» Given request:
Copy every line from the material below that holds "resultado".

((

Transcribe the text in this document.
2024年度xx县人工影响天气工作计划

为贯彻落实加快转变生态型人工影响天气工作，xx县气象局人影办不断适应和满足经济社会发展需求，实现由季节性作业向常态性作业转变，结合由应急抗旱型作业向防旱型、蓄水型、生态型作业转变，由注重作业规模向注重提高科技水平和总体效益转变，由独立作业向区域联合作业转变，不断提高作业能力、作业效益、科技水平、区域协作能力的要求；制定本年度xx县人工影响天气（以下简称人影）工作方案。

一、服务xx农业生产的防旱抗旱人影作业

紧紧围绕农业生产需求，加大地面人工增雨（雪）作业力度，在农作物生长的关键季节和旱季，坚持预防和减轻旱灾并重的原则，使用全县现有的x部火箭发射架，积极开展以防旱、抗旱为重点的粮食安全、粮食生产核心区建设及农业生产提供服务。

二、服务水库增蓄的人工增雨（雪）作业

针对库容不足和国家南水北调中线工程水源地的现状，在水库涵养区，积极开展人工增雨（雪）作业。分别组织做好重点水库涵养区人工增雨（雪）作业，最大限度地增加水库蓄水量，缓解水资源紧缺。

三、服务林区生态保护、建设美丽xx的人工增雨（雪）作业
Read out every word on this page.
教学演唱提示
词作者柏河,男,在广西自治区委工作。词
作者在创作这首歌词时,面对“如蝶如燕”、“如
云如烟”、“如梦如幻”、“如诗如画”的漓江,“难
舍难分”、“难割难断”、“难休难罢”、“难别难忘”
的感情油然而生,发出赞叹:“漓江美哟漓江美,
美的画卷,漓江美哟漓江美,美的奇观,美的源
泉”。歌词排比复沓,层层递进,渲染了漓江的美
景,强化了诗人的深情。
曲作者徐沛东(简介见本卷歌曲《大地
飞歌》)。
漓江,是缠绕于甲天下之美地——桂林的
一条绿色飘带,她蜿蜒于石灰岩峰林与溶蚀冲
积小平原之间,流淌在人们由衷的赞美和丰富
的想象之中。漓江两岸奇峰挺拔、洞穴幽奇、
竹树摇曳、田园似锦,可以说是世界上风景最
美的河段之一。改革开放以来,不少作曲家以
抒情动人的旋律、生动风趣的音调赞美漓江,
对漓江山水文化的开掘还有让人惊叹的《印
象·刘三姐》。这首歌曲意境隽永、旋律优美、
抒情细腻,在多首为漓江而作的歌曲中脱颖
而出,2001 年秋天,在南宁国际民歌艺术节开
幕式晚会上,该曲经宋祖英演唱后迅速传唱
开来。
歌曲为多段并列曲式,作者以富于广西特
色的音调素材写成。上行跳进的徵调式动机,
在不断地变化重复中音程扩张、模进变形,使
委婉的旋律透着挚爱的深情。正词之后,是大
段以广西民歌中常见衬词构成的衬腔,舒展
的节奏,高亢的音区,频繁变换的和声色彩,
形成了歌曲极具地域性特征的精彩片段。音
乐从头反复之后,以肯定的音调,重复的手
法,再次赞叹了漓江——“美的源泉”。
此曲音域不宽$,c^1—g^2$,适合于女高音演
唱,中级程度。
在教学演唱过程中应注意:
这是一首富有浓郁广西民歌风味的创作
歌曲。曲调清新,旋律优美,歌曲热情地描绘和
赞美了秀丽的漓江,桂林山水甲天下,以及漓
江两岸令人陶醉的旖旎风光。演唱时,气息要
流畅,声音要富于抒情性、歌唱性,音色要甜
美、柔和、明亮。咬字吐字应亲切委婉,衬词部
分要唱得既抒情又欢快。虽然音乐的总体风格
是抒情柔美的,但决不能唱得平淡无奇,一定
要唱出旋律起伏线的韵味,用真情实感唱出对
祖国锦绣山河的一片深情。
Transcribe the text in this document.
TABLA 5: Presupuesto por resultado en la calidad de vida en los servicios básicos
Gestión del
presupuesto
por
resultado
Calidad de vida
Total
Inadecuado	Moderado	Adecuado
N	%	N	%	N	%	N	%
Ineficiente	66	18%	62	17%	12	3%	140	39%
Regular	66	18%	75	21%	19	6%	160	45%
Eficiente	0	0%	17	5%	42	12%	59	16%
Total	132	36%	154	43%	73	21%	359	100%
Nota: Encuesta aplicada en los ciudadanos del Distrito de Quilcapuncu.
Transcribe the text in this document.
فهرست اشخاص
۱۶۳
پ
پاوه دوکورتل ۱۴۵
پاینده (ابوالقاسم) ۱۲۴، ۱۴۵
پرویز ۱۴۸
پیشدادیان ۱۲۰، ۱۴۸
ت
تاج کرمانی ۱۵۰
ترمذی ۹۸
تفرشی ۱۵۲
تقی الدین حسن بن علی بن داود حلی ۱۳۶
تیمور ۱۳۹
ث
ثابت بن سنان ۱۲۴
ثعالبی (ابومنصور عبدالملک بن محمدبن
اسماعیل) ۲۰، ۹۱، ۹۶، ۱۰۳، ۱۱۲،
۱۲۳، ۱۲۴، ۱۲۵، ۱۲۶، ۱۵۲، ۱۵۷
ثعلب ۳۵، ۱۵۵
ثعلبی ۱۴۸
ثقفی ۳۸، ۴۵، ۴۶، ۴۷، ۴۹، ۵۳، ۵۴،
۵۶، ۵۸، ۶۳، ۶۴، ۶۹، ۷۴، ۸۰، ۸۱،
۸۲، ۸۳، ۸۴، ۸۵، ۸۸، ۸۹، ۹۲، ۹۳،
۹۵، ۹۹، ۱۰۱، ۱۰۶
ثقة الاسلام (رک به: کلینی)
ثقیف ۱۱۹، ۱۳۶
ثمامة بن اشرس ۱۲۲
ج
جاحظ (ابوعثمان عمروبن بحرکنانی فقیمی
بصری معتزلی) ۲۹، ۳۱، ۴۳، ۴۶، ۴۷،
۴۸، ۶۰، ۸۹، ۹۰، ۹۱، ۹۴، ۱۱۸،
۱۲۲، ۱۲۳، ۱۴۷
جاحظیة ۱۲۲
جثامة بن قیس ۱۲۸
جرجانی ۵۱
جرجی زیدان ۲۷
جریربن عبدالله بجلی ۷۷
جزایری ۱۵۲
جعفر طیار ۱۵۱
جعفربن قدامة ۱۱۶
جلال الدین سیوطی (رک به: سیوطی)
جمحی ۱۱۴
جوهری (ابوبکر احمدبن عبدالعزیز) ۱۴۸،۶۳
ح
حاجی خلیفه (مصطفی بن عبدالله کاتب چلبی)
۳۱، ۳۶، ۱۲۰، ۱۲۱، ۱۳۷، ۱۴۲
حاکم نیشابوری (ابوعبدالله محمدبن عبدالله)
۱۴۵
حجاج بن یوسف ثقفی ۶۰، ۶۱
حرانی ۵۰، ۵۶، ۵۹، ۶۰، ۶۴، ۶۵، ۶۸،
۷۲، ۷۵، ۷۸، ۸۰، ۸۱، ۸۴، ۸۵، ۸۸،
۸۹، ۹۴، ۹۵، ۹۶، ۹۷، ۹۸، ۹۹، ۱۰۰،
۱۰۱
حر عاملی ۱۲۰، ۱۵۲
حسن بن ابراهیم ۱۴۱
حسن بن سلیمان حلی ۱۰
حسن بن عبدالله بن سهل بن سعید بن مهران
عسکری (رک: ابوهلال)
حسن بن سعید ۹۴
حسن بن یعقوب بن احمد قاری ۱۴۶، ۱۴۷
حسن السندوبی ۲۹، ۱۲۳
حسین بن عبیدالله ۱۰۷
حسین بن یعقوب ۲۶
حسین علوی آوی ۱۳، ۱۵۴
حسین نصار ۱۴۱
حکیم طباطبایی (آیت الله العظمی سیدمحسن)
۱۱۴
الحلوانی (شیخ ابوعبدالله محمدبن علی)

))

» Correct answer:
TABLA 5: Presupuesto por resultado en la calidad de vida en los servicios básicos
resultado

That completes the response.